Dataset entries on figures
------
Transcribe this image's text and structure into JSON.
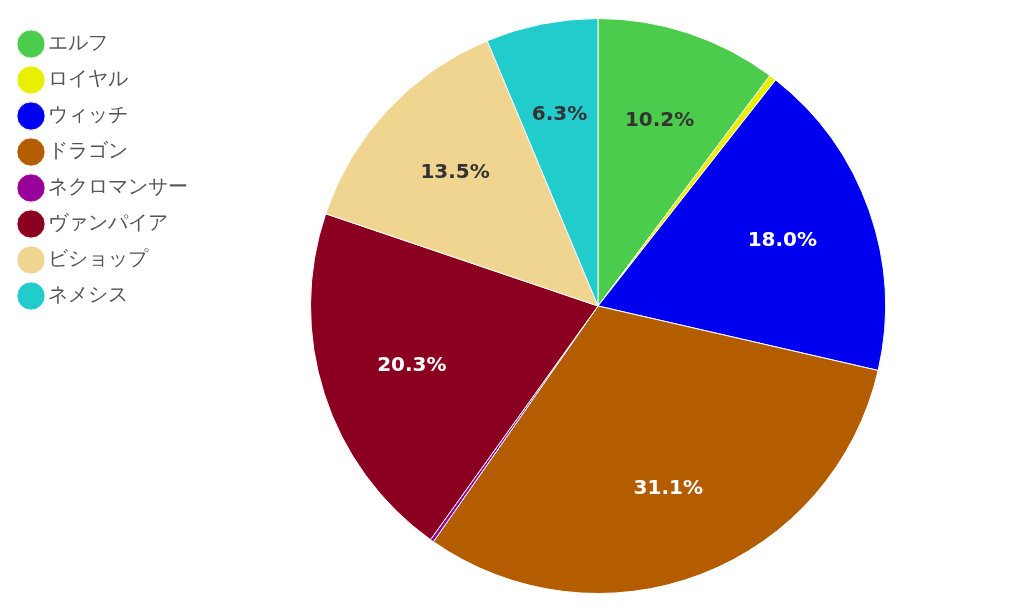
{
  "chart_data": {
    "type": "pie",
    "categories": [
      "エルフ",
      "ロイヤル",
      "ウィッチ",
      "ドラゴン",
      "ネクロマンサー",
      "ヴァンパイア",
      "ビショップ",
      "ネメシス"
    ],
    "values": [
      10.2,
      0.4,
      18.0,
      31.1,
      0.2,
      20.3,
      13.5,
      6.3
    ],
    "value_labels": [
      "10.2%",
      null,
      "18.0%",
      "31.1%",
      null,
      "20.3%",
      "13.5%",
      "6.3%"
    ],
    "colors": [
      "#4ccc4c",
      "#e8f000",
      "#0000f0",
      "#b35c00",
      "#990099",
      "#8b0020",
      "#f0d590",
      "#22cccc"
    ],
    "legend": "top left"
  }
}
------
- _The task_
In your copy, repeat each record exactly and include no pictures.

- _Solution_
Transcribe this image's text and structure into JSON.
{
  "chart_data": {
    "type": "pie",
    "categories": [
      "エルフ",
      "ロイヤル",
      "ウィッチ",
      "ドラゴン",
      "ネクロマンサー",
      "ヴァンパイア",
      "ビショップ",
      "ネメシス"
    ],
    "values": [
      10.2,
      0.4,
      18.0,
      31.1,
      0.2,
      20.3,
      13.5,
      6.3
    ],
    "value_labels": [
      "10.2%",
      null,
      "18.0%",
      "31.1%",
      null,
      "20.3%",
      "13.5%",
      "6.3%"
    ],
    "colors": [
      "#4ccc4c",
      "#e8f000",
      "#0000f0",
      "#b35c00",
      "#990099",
      "#8b0020",
      "#f0d590",
      "#22cccc"
    ],
    "legend": "top left"
  }
}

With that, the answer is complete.